[Saved data entries]
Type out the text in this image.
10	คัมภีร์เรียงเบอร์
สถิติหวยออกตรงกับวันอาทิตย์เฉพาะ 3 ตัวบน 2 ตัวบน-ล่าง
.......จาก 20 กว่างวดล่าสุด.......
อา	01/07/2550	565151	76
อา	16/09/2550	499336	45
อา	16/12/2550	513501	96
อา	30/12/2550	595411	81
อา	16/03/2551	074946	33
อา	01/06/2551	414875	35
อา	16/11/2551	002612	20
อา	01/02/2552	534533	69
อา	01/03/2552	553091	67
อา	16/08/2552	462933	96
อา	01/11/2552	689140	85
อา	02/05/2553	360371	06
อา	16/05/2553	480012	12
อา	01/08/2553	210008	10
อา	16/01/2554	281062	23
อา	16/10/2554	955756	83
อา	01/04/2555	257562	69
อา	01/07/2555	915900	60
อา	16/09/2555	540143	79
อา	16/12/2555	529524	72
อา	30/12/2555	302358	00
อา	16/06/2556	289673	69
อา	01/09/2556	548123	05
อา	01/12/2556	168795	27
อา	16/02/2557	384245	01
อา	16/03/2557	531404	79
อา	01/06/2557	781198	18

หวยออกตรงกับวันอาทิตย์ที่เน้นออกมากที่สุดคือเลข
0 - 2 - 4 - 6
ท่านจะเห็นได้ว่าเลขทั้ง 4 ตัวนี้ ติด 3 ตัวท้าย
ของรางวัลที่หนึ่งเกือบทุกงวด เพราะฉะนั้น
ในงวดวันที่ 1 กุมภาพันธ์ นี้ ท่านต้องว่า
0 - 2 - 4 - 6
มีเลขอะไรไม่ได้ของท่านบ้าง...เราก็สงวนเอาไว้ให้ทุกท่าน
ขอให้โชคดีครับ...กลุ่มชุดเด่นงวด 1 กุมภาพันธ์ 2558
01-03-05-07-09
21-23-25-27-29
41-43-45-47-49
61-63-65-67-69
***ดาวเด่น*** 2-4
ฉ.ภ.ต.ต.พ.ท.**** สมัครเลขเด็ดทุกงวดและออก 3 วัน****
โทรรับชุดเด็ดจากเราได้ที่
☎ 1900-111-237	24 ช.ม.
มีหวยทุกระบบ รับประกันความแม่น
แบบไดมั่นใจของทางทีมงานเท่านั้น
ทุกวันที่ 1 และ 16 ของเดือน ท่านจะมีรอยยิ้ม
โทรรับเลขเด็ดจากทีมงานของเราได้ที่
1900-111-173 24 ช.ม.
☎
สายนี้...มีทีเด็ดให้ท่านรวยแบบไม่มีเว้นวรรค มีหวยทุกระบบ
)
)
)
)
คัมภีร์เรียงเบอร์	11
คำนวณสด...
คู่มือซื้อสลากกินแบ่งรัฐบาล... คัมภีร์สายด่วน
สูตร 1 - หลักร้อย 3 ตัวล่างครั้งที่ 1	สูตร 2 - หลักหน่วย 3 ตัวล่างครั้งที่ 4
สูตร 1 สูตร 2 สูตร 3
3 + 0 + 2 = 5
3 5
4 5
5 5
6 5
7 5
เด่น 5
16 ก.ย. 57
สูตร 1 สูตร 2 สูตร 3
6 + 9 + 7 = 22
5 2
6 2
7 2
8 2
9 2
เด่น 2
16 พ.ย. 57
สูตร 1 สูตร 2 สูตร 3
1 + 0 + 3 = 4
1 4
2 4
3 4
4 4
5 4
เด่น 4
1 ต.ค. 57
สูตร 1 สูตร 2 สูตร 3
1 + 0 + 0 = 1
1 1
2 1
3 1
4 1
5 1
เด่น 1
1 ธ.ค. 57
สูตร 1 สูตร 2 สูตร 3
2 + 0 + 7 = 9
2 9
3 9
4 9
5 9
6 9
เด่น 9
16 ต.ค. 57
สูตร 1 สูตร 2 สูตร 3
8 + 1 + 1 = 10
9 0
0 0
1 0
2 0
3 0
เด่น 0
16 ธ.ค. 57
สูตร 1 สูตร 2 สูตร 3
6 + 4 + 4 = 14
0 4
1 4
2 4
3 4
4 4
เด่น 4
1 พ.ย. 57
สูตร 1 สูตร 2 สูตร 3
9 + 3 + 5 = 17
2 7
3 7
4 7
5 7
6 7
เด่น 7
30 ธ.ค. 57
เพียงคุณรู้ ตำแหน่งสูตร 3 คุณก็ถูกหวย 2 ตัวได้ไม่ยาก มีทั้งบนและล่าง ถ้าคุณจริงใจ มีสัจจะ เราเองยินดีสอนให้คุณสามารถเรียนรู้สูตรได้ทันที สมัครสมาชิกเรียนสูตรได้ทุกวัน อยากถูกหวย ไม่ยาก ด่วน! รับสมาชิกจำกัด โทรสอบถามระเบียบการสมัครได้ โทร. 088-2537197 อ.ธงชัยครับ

> **SET PROBLEM**
Look through the lines above and collect those with the word "มภาพ".

> **REPLY TO THE TASK**
ในงวดวันที่ 1 กุมภาพันธ์ นี้ ท่านต้องว่า
ขอให้โชคดีครับ...กลุ่มชุดเด่นงวด 1 กุมภาพันธ์ 2558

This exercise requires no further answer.